[Dataset entries]
╔══
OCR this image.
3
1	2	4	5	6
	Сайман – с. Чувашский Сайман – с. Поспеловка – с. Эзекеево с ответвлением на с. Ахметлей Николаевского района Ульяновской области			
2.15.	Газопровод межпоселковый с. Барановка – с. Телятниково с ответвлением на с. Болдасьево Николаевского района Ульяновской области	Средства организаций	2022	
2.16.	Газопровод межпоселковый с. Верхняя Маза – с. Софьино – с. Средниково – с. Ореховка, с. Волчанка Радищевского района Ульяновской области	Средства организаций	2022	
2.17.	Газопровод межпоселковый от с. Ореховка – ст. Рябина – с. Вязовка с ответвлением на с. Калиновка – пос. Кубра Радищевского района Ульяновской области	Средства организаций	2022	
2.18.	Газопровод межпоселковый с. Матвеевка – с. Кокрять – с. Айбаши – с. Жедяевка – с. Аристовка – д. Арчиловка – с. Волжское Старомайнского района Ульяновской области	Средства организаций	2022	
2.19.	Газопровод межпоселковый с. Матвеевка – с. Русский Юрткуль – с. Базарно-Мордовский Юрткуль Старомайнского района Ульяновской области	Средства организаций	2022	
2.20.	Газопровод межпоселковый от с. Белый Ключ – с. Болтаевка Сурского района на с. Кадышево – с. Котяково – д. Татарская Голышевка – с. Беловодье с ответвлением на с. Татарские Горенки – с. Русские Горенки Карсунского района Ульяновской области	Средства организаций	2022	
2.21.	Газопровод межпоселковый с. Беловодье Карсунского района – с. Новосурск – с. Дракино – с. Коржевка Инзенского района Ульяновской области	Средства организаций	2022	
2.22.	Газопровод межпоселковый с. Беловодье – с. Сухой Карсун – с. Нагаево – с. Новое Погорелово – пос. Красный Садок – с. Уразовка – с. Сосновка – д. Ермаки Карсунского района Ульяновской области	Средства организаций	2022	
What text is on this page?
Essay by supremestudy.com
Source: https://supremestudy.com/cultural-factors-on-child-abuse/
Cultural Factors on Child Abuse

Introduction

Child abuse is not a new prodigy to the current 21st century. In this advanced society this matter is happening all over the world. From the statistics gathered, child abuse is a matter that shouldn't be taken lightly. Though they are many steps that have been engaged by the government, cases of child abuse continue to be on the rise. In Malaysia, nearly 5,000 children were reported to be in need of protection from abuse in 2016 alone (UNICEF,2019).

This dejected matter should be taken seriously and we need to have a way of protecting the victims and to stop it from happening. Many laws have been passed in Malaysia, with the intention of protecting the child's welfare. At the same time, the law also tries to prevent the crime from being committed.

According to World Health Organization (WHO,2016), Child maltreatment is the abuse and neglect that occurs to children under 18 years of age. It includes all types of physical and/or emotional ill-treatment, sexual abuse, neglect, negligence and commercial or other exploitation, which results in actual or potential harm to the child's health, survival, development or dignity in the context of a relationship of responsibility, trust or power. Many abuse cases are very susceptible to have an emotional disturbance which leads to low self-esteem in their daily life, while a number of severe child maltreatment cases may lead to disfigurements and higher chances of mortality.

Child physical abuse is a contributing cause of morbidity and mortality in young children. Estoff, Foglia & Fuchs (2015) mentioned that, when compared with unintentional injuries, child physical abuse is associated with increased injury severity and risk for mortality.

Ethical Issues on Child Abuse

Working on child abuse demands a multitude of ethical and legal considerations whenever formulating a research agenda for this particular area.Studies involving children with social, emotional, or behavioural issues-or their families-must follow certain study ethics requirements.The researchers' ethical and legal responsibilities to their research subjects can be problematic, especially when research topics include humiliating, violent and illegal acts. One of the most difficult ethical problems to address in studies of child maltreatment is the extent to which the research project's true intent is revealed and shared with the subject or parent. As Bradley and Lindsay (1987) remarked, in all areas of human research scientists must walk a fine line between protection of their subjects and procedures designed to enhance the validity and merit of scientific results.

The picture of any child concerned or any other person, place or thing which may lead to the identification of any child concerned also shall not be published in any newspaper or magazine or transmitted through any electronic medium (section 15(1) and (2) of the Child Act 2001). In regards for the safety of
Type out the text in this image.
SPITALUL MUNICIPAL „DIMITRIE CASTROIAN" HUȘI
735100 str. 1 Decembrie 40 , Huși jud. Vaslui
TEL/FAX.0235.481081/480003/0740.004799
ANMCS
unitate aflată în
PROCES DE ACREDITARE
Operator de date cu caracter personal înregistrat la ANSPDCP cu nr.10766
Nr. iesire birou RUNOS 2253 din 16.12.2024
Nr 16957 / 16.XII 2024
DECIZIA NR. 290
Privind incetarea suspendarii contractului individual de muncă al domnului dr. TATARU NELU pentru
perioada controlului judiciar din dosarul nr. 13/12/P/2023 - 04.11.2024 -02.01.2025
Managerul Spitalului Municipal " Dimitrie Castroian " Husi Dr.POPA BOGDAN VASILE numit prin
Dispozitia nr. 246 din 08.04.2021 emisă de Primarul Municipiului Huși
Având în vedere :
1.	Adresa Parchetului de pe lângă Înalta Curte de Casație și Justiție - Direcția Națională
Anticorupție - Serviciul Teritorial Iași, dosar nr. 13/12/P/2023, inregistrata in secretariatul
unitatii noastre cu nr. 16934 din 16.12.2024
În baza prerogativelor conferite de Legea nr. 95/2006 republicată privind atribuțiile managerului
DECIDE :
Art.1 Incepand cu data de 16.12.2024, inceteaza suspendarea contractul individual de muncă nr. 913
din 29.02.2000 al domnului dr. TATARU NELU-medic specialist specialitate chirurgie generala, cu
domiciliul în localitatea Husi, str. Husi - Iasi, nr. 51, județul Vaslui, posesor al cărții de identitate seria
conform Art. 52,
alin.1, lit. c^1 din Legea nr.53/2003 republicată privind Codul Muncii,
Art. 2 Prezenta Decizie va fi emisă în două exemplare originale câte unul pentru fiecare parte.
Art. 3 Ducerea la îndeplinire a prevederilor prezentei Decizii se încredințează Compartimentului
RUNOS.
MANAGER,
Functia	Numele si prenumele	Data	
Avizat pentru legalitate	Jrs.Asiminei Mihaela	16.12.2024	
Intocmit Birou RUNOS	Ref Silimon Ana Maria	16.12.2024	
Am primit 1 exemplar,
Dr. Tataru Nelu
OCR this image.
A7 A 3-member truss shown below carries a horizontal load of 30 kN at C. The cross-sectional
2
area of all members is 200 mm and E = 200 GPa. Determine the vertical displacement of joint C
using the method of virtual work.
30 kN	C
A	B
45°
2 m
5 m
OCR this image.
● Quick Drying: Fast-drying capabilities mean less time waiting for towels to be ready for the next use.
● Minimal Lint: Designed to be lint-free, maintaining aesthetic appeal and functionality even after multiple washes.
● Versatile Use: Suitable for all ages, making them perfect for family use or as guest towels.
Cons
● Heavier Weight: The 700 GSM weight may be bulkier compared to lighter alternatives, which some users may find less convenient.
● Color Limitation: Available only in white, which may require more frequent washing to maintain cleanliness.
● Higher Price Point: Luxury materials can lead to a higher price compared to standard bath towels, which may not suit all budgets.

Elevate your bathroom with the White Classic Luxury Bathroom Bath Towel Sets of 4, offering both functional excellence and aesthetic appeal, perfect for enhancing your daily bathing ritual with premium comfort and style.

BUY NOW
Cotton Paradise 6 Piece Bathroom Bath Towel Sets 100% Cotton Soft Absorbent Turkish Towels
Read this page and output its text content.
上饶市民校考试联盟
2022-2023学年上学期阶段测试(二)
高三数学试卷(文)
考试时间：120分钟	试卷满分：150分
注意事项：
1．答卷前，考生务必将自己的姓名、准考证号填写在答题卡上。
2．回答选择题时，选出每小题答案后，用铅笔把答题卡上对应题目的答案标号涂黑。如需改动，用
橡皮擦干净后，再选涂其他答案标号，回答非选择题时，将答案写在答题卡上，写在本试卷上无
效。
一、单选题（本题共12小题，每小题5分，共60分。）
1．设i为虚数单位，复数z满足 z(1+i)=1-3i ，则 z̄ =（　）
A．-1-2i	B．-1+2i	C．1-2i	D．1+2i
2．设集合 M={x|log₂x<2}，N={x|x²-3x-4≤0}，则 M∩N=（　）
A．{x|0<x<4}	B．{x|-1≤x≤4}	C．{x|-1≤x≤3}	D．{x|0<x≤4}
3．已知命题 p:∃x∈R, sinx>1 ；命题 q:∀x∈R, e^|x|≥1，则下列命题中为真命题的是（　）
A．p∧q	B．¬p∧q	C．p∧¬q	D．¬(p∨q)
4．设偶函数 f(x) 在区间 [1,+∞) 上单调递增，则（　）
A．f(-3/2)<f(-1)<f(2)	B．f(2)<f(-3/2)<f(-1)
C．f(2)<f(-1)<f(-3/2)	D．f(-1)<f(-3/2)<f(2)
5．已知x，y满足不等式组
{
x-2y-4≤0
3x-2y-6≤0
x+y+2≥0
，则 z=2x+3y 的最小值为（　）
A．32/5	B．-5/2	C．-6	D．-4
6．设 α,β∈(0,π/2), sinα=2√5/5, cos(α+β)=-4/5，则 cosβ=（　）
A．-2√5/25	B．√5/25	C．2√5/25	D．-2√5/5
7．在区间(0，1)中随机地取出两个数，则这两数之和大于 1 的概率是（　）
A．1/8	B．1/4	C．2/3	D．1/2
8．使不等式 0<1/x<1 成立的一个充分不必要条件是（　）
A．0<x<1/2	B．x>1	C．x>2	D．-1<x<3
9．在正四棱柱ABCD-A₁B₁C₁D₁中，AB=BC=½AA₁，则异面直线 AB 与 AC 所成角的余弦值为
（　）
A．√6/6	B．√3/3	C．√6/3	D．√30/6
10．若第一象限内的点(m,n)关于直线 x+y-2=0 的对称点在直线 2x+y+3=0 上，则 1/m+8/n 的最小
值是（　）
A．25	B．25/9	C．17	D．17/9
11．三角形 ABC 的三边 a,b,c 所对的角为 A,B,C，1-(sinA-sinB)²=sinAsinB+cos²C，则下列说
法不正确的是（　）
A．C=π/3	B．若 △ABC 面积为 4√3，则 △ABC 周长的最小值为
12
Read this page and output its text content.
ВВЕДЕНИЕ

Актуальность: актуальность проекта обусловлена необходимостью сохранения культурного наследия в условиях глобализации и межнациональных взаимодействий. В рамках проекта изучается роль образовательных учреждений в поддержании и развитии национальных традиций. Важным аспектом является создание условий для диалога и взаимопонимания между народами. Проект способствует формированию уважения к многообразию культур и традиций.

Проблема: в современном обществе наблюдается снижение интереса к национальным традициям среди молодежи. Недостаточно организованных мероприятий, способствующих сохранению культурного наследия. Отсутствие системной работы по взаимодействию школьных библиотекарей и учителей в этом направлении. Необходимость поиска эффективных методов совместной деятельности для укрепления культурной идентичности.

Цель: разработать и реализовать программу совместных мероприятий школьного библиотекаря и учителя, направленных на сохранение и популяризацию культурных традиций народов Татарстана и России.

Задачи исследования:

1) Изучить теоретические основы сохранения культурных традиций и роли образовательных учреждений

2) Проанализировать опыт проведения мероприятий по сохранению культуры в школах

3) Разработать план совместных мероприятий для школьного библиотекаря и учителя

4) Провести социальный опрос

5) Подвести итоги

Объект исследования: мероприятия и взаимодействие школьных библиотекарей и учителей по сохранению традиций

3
╚══
TO DO:
Copy each line above that contains the string "domnului".

THE RESULT:
Privind incetarea suspendarii contractului individual de muncă al domnului dr. TATARU NELU pentru
din 29.02.2000 al domnului dr. TATARU NELU-medic specialist specialitate chirurgie generala, cu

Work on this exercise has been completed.